The task
Reproduce each line of the material precisely.

Dataset extract

————————

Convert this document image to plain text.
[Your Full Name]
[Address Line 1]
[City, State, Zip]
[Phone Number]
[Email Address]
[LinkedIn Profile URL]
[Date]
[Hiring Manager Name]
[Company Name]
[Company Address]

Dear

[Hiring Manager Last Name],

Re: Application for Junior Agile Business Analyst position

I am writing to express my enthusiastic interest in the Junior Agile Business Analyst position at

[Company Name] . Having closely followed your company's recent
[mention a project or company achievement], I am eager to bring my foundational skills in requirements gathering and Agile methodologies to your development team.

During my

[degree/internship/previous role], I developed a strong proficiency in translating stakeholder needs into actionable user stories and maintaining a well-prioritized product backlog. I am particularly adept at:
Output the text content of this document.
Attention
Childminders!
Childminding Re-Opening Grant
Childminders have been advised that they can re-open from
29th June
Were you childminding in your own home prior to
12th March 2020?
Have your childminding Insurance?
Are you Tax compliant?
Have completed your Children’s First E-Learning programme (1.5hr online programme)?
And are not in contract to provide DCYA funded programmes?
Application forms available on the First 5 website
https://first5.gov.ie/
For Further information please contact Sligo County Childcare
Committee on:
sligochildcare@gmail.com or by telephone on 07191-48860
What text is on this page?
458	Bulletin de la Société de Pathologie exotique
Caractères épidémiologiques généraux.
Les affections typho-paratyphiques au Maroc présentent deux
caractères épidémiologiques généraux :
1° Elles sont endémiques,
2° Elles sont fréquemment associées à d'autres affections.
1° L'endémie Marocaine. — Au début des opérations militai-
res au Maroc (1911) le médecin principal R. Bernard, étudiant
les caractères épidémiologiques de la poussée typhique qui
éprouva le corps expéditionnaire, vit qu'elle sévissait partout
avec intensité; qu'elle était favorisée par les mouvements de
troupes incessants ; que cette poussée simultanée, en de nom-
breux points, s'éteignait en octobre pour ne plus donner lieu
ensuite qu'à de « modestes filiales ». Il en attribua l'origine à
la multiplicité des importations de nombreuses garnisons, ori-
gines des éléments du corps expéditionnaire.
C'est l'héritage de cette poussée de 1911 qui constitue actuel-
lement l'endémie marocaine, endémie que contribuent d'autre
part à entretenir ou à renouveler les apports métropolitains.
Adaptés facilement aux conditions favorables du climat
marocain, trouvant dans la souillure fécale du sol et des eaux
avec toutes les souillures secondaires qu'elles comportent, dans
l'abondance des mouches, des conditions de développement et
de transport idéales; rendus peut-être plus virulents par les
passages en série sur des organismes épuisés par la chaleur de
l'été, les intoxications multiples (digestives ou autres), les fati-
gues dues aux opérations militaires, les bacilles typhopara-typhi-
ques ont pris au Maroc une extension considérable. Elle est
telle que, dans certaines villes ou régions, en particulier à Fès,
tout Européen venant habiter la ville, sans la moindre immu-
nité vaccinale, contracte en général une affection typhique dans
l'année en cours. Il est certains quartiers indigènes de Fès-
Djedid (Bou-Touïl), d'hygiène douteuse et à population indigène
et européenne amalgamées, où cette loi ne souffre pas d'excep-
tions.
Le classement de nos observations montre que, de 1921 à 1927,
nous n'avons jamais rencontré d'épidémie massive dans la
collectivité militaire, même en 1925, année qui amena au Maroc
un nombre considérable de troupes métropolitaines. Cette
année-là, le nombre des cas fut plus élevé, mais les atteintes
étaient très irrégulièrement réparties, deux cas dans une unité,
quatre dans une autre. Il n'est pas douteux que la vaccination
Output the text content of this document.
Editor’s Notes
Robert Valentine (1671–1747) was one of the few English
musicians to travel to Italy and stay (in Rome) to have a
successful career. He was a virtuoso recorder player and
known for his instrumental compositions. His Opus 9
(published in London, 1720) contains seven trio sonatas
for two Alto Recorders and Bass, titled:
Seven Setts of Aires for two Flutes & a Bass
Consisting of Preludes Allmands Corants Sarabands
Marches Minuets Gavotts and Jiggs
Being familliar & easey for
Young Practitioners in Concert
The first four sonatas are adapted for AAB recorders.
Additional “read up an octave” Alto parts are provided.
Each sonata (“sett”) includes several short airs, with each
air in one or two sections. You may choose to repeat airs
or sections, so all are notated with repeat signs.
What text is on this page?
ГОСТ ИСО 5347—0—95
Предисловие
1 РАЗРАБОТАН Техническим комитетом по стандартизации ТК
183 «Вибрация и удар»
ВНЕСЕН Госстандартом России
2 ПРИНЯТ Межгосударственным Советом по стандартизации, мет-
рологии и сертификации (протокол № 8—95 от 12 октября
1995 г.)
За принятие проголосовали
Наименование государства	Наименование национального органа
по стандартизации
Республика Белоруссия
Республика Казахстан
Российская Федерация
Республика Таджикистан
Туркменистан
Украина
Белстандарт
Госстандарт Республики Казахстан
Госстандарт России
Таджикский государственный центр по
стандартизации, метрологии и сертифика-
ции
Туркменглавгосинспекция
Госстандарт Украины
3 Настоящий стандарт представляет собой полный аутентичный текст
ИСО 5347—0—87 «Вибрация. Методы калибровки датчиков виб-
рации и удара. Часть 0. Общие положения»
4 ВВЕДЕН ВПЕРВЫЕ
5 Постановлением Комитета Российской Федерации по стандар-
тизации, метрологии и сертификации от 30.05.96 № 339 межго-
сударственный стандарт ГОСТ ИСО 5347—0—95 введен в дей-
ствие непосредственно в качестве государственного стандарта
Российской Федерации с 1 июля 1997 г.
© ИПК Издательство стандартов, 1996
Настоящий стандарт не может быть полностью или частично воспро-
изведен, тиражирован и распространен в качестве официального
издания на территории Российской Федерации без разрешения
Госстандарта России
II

————————

Exercise result
Convert this document image to plain text.
[Your Full Name]
[Address Line 1]
[City, State, Zip]
[Phone Number]
[Email Address]
[LinkedIn Profile URL]
[Date]
[Hiring Manager Name]
[Company Name]
[Company Address]

Dear

[Hiring Manager Last Name],

Re: Application for Junior Agile Business Analyst position

I am writing to express my enthusiastic interest in the Junior Agile Business Analyst position at

[Company Name] . Having closely followed your company's recent
[mention a project or company achievement], I am eager to bring my foundational skills in requirements gathering and Agile methodologies to your development team.

During my

[degree/internship/previous role], I developed a strong proficiency in translating stakeholder needs into actionable user stories and maintaining a well-prioritized product backlog. I am particularly adept at:
Output the text content of this document.
Attention
Childminders!
Childminding Re-Opening Grant
Childminders have been advised that they can re-open from
29th June
Were you childminding in your own home prior to
12th March 2020?
Have your childminding Insurance?
Are you Tax compliant?
Have completed your Children’s First E-Learning programme (1.5hr online programme)?
And are not in contract to provide DCYA funded programmes?
Application forms available on the First 5 website
https://first5.gov.ie/
For Further information please contact Sligo County Childcare
Committee on:
sligochildcare@gmail.com or by telephone on 07191-48860
What text is on this page?
458	Bulletin de la Société de Pathologie exotique
Caractères épidémiologiques généraux.
Les affections typho-paratyphiques au Maroc présentent deux
caractères épidémiologiques généraux :
1° Elles sont endémiques,
2° Elles sont fréquemment associées à d'autres affections.
1° L'endémie Marocaine. — Au début des opérations militai-
res au Maroc (1911) le médecin principal R. Bernard, étudiant
les caractères épidémiologiques de la poussée typhique qui
éprouva le corps expéditionnaire, vit qu'elle sévissait partout
avec intensité; qu'elle était favorisée par les mouvements de
troupes incessants ; que cette poussée simultanée, en de nom-
breux points, s'éteignait en octobre pour ne plus donner lieu
ensuite qu'à de « modestes filiales ». Il en attribua l'origine à
la multiplicité des importations de nombreuses garnisons, ori-
gines des éléments du corps expéditionnaire.
C'est l'héritage de cette poussée de 1911 qui constitue actuel-
lement l'endémie marocaine, endémie que contribuent d'autre
part à entretenir ou à renouveler les apports métropolitains.
Adaptés facilement aux conditions favorables du climat
marocain, trouvant dans la souillure fécale du sol et des eaux
avec toutes les souillures secondaires qu'elles comportent, dans
l'abondance des mouches, des conditions de développement et
de transport idéales; rendus peut-être plus virulents par les
passages en série sur des organismes épuisés par la chaleur de
l'été, les intoxications multiples (digestives ou autres), les fati-
gues dues aux opérations militaires, les bacilles typhopara-typhi-
ques ont pris au Maroc une extension considérable. Elle est
telle que, dans certaines villes ou régions, en particulier à Fès,
tout Européen venant habiter la ville, sans la moindre immu-
nité vaccinale, contracte en général une affection typhique dans
l'année en cours. Il est certains quartiers indigènes de Fès-
Djedid (Bou-Touïl), d'hygiène douteuse et à population indigène
et européenne amalgamées, où cette loi ne souffre pas d'excep-
tions.
Le classement de nos observations montre que, de 1921 à 1927,
nous n'avons jamais rencontré d'épidémie massive dans la
collectivité militaire, même en 1925, année qui amena au Maroc
un nombre considérable de troupes métropolitaines. Cette
année-là, le nombre des cas fut plus élevé, mais les atteintes
étaient très irrégulièrement réparties, deux cas dans une unité,
quatre dans une autre. Il n'est pas douteux que la vaccination
Output the text content of this document.
Editor’s Notes
Robert Valentine (1671–1747) was one of the few English
musicians to travel to Italy and stay (in Rome) to have a
successful career. He was a virtuoso recorder player and
known for his instrumental compositions. His Opus 9
(published in London, 1720) contains seven trio sonatas
for two Alto Recorders and Bass, titled:
Seven Setts of Aires for two Flutes & a Bass
Consisting of Preludes Allmands Corants Sarabands
Marches Minuets Gavotts and Jiggs
Being familliar & easey for
Young Practitioners in Concert
The first four sonatas are adapted for AAB recorders.
Additional “read up an octave” Alto parts are provided.
Each sonata (“sett”) includes several short airs, with each
air in one or two sections. You may choose to repeat airs
or sections, so all are notated with repeat signs.
What text is on this page?
ГОСТ ИСО 5347—0—95
Предисловие
1 РАЗРАБОТАН Техническим комитетом по стандартизации ТК
183 «Вибрация и удар»
ВНЕСЕН Госстандартом России
2 ПРИНЯТ Межгосударственным Советом по стандартизации, мет-
рологии и сертификации (протокол № 8—95 от 12 октября
1995 г.)
За принятие проголосовали
Наименование государства	Наименование национального органа
по стандартизации
Республика Белоруссия
Республика Казахстан
Российская Федерация
Республика Таджикистан
Туркменистан
Украина
Белстандарт
Госстандарт Республики Казахстан
Госстандарт России
Таджикский государственный центр по
стандартизации, метрологии и сертифика-
ции
Туркменглавгосинспекция
Госстандарт Украины
3 Настоящий стандарт представляет собой полный аутентичный текст
ИСО 5347—0—87 «Вибрация. Методы калибровки датчиков виб-
рации и удара. Часть 0. Общие положения»
4 ВВЕДЕН ВПЕРВЫЕ
5 Постановлением Комитета Российской Федерации по стандар-
тизации, метрологии и сертификации от 30.05.96 № 339 межго-
сударственный стандарт ГОСТ ИСО 5347—0—95 введен в дей-
ствие непосредственно в качестве государственного стандарта
Российской Федерации с 1 июля 1997 г.
© ИПК Издательство стандартов, 1996
Настоящий стандарт не может быть полностью или частично воспро-
изведен, тиражирован и распространен в качестве официального
издания на территории Российской Федерации без разрешения
Госстандарта России
II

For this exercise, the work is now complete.